=== Work to do ===
From the entries below, pull out each line where "true" appears.
-- START OF Data for the task --
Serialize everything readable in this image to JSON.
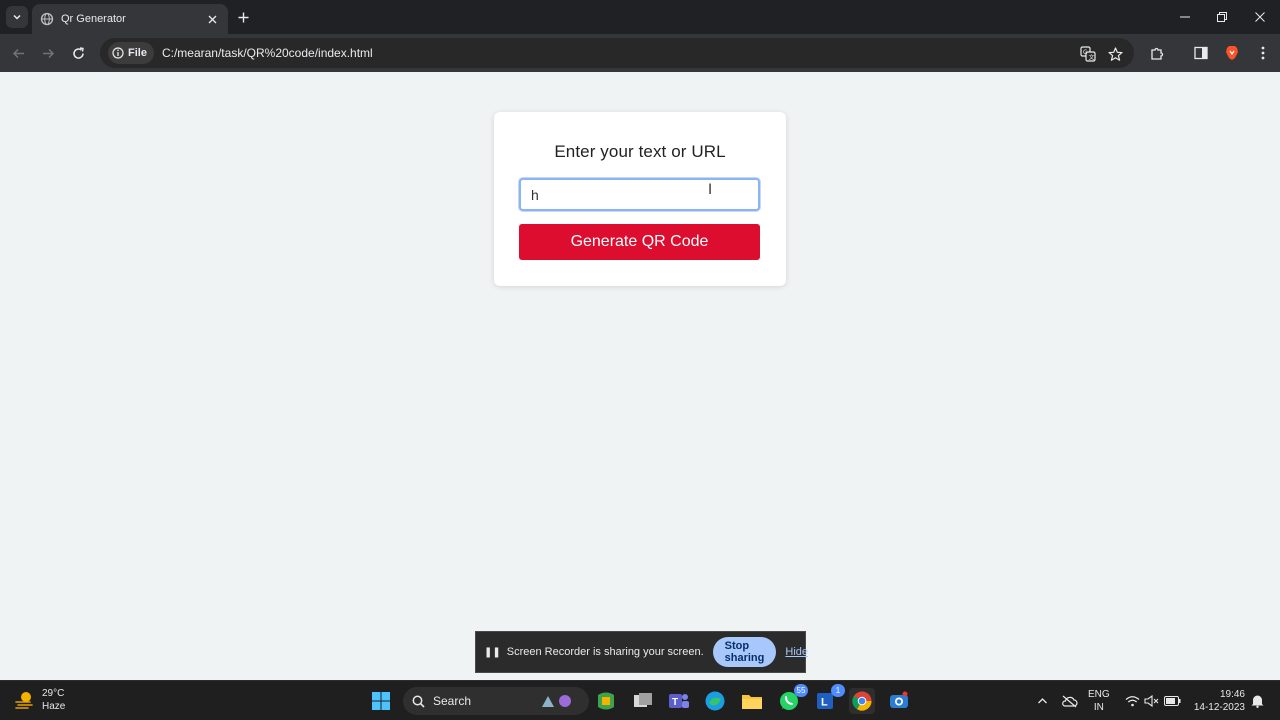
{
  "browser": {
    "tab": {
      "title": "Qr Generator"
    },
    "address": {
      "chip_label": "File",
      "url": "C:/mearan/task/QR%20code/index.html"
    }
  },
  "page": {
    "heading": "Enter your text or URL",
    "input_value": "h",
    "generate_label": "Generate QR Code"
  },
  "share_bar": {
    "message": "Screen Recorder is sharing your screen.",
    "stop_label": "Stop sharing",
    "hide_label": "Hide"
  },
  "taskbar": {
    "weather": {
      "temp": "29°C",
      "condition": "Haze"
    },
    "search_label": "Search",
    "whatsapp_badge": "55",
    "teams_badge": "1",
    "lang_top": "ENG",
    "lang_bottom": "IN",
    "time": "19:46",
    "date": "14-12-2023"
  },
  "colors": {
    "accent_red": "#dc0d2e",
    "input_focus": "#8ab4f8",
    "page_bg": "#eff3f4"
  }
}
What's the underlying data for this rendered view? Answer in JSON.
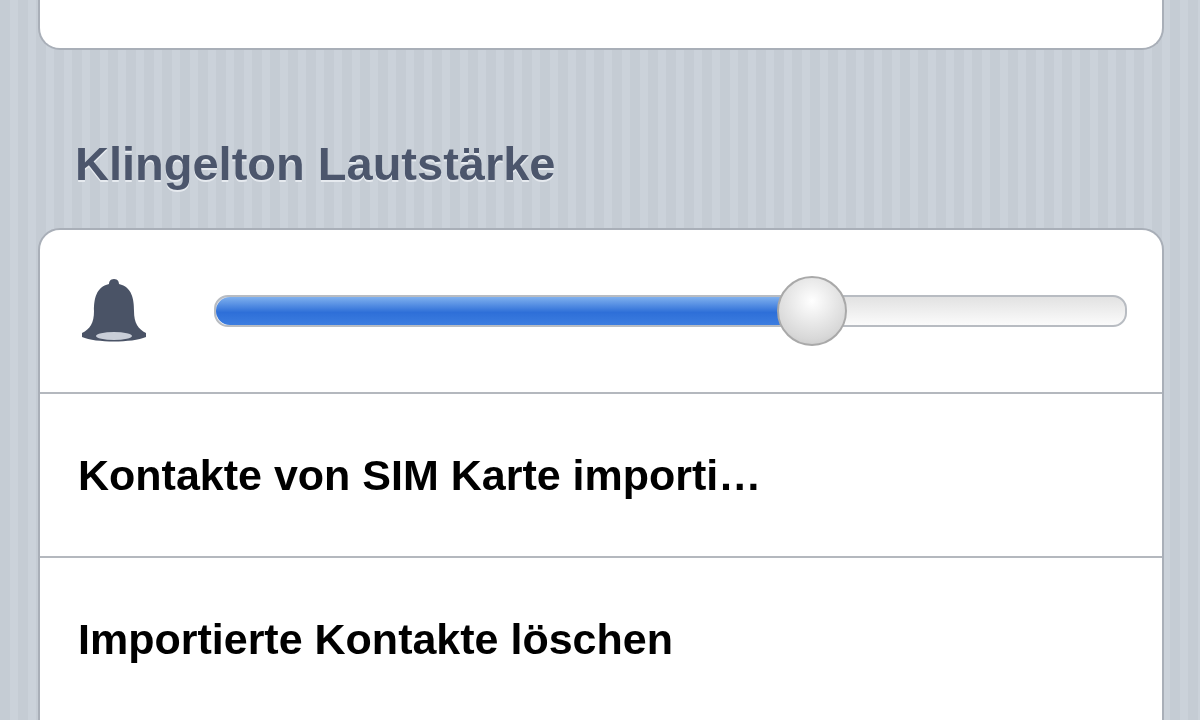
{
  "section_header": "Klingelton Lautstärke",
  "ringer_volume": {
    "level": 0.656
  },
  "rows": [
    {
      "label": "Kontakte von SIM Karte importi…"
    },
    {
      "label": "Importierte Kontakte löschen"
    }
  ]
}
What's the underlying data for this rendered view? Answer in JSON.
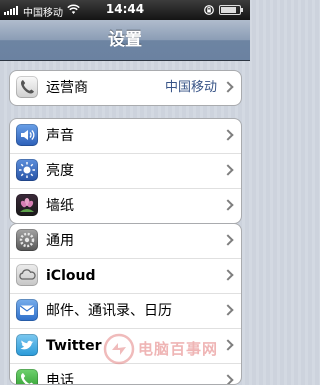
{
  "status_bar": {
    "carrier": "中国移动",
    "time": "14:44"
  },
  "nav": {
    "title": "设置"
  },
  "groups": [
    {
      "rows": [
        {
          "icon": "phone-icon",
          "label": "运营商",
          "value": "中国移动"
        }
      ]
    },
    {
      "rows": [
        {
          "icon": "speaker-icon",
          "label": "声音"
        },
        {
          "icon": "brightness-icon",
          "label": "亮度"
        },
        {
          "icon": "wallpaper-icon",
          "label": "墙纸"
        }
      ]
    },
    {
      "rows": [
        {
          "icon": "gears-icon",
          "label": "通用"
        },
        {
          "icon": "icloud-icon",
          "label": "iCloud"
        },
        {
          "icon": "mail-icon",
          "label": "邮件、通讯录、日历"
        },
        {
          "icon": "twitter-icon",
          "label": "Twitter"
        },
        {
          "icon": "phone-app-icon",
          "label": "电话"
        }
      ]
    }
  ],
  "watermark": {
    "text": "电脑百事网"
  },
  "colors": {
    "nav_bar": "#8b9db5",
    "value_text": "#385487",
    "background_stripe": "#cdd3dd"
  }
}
-- END OF Data for the task --
-- START OF Data for the task --
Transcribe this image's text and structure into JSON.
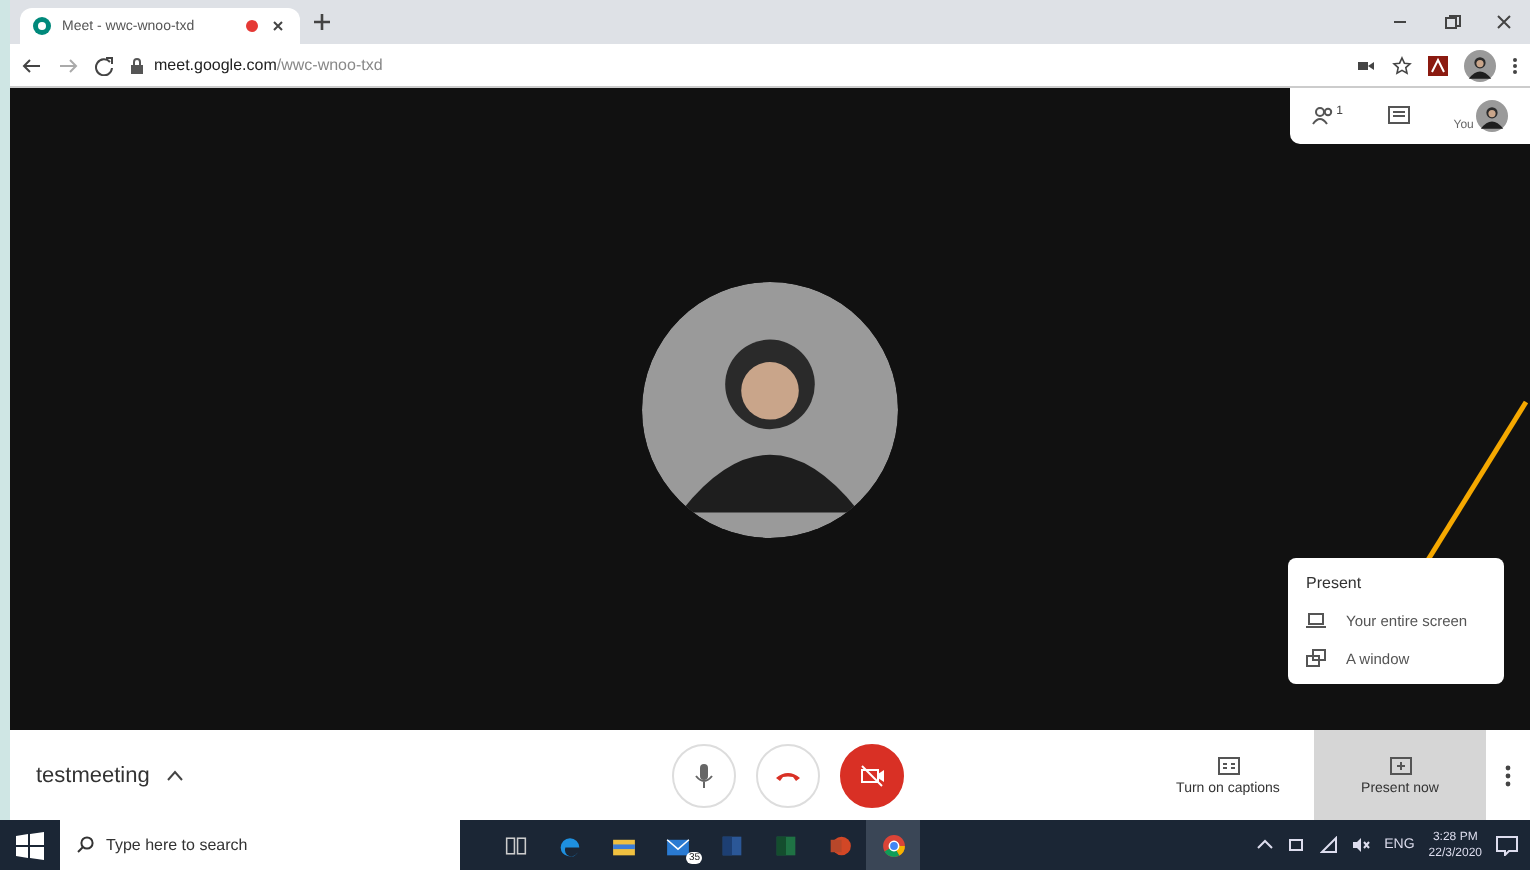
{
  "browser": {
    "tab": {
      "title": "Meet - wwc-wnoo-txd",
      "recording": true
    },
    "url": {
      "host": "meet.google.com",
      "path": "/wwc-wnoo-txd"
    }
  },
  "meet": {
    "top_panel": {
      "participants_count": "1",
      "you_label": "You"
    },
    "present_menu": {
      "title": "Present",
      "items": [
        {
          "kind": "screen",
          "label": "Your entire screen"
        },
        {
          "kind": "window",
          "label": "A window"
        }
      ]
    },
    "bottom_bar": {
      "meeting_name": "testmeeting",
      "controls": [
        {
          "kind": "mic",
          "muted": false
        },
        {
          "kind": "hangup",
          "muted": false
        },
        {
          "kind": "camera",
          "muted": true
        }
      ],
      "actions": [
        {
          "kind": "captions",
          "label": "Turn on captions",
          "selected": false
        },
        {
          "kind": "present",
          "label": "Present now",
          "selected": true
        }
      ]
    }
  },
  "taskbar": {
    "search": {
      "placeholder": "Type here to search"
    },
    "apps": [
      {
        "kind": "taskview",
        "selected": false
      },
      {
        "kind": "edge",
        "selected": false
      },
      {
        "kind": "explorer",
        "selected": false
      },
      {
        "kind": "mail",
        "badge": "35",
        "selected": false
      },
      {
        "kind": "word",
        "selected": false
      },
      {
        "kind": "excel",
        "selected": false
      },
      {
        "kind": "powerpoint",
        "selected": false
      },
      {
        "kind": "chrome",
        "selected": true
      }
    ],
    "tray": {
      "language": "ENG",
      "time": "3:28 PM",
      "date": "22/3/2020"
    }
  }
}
-- END OF Data for the task --
=== Complete response ===
      "recording": true
          "muted": true
          "selected": true
        "selected": true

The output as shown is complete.